[Start INPUT DATA]
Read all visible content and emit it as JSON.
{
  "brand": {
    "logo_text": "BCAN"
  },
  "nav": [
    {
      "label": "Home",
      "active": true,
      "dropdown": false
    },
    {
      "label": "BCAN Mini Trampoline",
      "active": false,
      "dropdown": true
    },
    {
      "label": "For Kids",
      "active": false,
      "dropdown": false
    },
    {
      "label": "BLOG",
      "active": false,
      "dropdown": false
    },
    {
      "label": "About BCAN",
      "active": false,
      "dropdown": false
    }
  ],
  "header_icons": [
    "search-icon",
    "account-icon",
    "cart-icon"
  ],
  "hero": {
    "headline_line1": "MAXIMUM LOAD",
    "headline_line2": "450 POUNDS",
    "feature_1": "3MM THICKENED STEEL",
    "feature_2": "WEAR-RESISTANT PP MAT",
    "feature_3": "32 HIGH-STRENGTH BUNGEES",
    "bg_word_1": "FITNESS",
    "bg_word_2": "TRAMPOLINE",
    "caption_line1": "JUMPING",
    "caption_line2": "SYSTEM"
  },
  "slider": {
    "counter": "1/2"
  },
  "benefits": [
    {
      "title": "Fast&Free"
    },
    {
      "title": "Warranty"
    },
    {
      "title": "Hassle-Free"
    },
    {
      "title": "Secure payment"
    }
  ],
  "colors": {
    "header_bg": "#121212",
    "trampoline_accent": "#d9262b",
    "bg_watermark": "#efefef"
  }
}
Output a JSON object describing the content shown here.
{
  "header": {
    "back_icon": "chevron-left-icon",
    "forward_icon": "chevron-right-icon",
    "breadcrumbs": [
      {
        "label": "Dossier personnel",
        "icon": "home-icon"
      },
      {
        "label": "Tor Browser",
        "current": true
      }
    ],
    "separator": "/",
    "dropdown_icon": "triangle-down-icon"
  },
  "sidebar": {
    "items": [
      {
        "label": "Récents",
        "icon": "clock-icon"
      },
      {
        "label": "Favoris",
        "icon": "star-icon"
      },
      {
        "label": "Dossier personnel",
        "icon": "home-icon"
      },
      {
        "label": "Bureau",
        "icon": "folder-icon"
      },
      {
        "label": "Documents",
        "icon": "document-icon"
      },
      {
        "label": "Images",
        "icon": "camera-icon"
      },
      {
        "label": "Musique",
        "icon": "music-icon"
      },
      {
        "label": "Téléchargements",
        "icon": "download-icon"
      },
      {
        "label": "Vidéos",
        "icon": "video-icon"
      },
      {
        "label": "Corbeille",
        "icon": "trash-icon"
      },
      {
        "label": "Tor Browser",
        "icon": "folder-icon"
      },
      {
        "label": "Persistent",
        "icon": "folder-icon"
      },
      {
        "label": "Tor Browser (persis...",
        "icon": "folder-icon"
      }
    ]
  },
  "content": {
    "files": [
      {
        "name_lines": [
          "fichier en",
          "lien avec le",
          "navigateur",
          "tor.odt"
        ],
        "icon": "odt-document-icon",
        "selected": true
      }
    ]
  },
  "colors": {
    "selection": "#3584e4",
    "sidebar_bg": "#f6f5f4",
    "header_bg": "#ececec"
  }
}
[End INPUT DATA]
**DIRECTION**
All the data must be duplicated exactly, with nothing added or removed.

**EXERCISE RESPONSE**
Read all visible content and emit it as JSON.
{
  "brand": {
    "logo_text": "BCAN"
  },
  "nav": [
    {
      "label": "Home",
      "active": true,
      "dropdown": false
    },
    {
      "label": "BCAN Mini Trampoline",
      "active": false,
      "dropdown": true
    },
    {
      "label": "For Kids",
      "active": false,
      "dropdown": false
    },
    {
      "label": "BLOG",
      "active": false,
      "dropdown": false
    },
    {
      "label": "About BCAN",
      "active": false,
      "dropdown": false
    }
  ],
  "header_icons": [
    "search-icon",
    "account-icon",
    "cart-icon"
  ],
  "hero": {
    "headline_line1": "MAXIMUM LOAD",
    "headline_line2": "450 POUNDS",
    "feature_1": "3MM THICKENED STEEL",
    "feature_2": "WEAR-RESISTANT PP MAT",
    "feature_3": "32 HIGH-STRENGTH BUNGEES",
    "bg_word_1": "FITNESS",
    "bg_word_2": "TRAMPOLINE",
    "caption_line1": "JUMPING",
    "caption_line2": "SYSTEM"
  },
  "slider": {
    "counter": "1/2"
  },
  "benefits": [
    {
      "title": "Fast&Free"
    },
    {
      "title": "Warranty"
    },
    {
      "title": "Hassle-Free"
    },
    {
      "title": "Secure payment"
    }
  ],
  "colors": {
    "header_bg": "#121212",
    "trampoline_accent": "#d9262b",
    "bg_watermark": "#efefef"
  }
}
Output a JSON object describing the content shown here.
{
  "header": {
    "back_icon": "chevron-left-icon",
    "forward_icon": "chevron-right-icon",
    "breadcrumbs": [
      {
        "label": "Dossier personnel",
        "icon": "home-icon"
      },
      {
        "label": "Tor Browser",
        "current": true
      }
    ],
    "separator": "/",
    "dropdown_icon": "triangle-down-icon"
  },
  "sidebar": {
    "items": [
      {
        "label": "Récents",
        "icon": "clock-icon"
      },
      {
        "label": "Favoris",
        "icon": "star-icon"
      },
      {
        "label": "Dossier personnel",
        "icon": "home-icon"
      },
      {
        "label": "Bureau",
        "icon": "folder-icon"
      },
      {
        "label": "Documents",
        "icon": "document-icon"
      },
      {
        "label": "Images",
        "icon": "camera-icon"
      },
      {
        "label": "Musique",
        "icon": "music-icon"
      },
      {
        "label": "Téléchargements",
        "icon": "download-icon"
      },
      {
        "label": "Vidéos",
        "icon": "video-icon"
      },
      {
        "label": "Corbeille",
        "icon": "trash-icon"
      },
      {
        "label": "Tor Browser",
        "icon": "folder-icon"
      },
      {
        "label": "Persistent",
        "icon": "folder-icon"
      },
      {
        "label": "Tor Browser (persis...",
        "icon": "folder-icon"
      }
    ]
  },
  "content": {
    "files": [
      {
        "name_lines": [
          "fichier en",
          "lien avec le",
          "navigateur",
          "tor.odt"
        ],
        "icon": "odt-document-icon",
        "selected": true
      }
    ]
  },
  "colors": {
    "selection": "#3584e4",
    "sidebar_bg": "#f6f5f4",
    "header_bg": "#ececec"
  }
}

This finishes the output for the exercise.